◆ **Stored data**
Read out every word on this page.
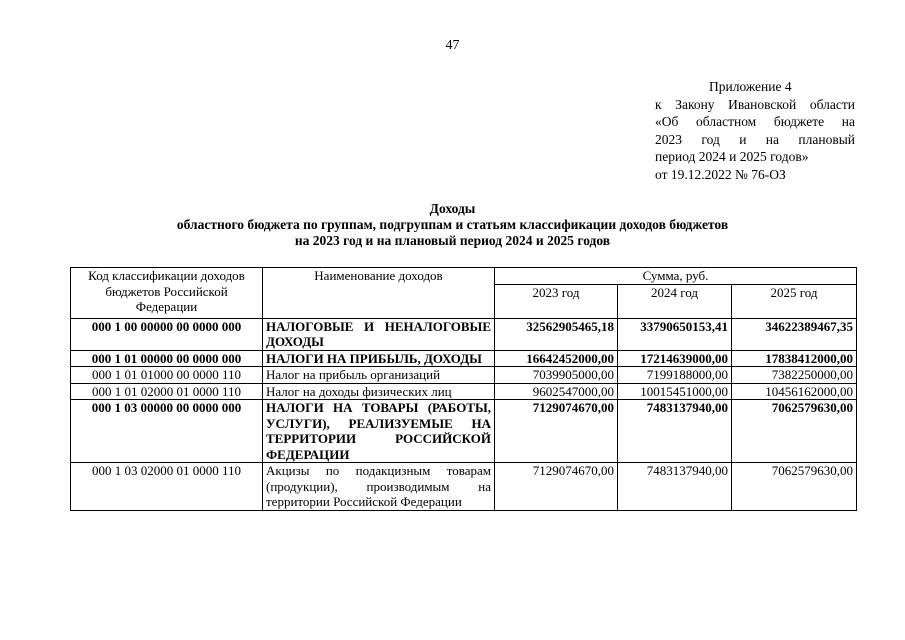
47
Приложение 4
к Закону Ивановской области
«Об областном бюджете на
2023 год и на плановый
период 2024 и 2025 годов»
от 19.12.2022 № 76-ОЗ
Доходы
областного бюджета по группам, подгруппам и статьям классификации доходов бюджетов
на 2023 год и на плановый период 2024 и 2025 годов
Код классификации доходов бюджетов Российской Федерации	Наименование доходов	Сумма, руб.		
		2023 год	2024 год	2025 год
000 1 00 00000 00 0000 000	НАЛОГОВЫЕ И НЕНАЛОГОВЫЕ ДОХОДЫ	32562905465,18	33790650153,41	34622389467,35
000 1 01 00000 00 0000 000	НАЛОГИ НА ПРИБЫЛЬ, ДОХОДЫ	16642452000,00	17214639000,00	17838412000,00
000 1 01 01000 00 0000 110	Налог на прибыль организаций	7039905000,00	7199188000,00	7382250000,00
000 1 01 02000 01 0000 110	Налог на доходы физических лиц	9602547000,00	10015451000,00	10456162000,00
000 1 03 00000 00 0000 000	НАЛОГИ НА ТОВАРЫ (РАБОТЫ, УСЛУГИ), РЕАЛИЗУЕМЫЕ НА ТЕРРИТОРИИ РОССИЙСКОЙ ФЕДЕРАЦИИ	7129074670,00	7483137940,00	7062579630,00
000 1 03 02000 01 0000 110	Акцизы по подакцизным товарам (продукции), производимым на территории Российской Федерации	7129074670,00	7483137940,00	7062579630,00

◆ **Exercise**
Restate the records word for word, omitting images.

◆ **Result**
Read out every word on this page.
47
Приложение 4
к Закону Ивановской области
«Об областном бюджете на
2023 год и на плановый
период 2024 и 2025 годов»
от 19.12.2022 № 76-ОЗ
Доходы
областного бюджета по группам, подгруппам и статьям классификации доходов бюджетов
на 2023 год и на плановый период 2024 и 2025 годов
Код классификации доходов бюджетов Российской Федерации	Наименование доходов	Сумма, руб.		
		2023 год	2024 год	2025 год
000 1 00 00000 00 0000 000	НАЛОГОВЫЕ И НЕНАЛОГОВЫЕ ДОХОДЫ	32562905465,18	33790650153,41	34622389467,35
000 1 01 00000 00 0000 000	НАЛОГИ НА ПРИБЫЛЬ, ДОХОДЫ	16642452000,00	17214639000,00	17838412000,00
000 1 01 01000 00 0000 110	Налог на прибыль организаций	7039905000,00	7199188000,00	7382250000,00
000 1 01 02000 01 0000 110	Налог на доходы физических лиц	9602547000,00	10015451000,00	10456162000,00
000 1 03 00000 00 0000 000	НАЛОГИ НА ТОВАРЫ (РАБОТЫ, УСЛУГИ), РЕАЛИЗУЕМЫЕ НА ТЕРРИТОРИИ РОССИЙСКОЙ ФЕДЕРАЦИИ	7129074670,00	7483137940,00	7062579630,00
000 1 03 02000 01 0000 110	Акцизы по подакцизным товарам (продукции), производимым на территории Российской Федерации	7129074670,00	7483137940,00	7062579630,00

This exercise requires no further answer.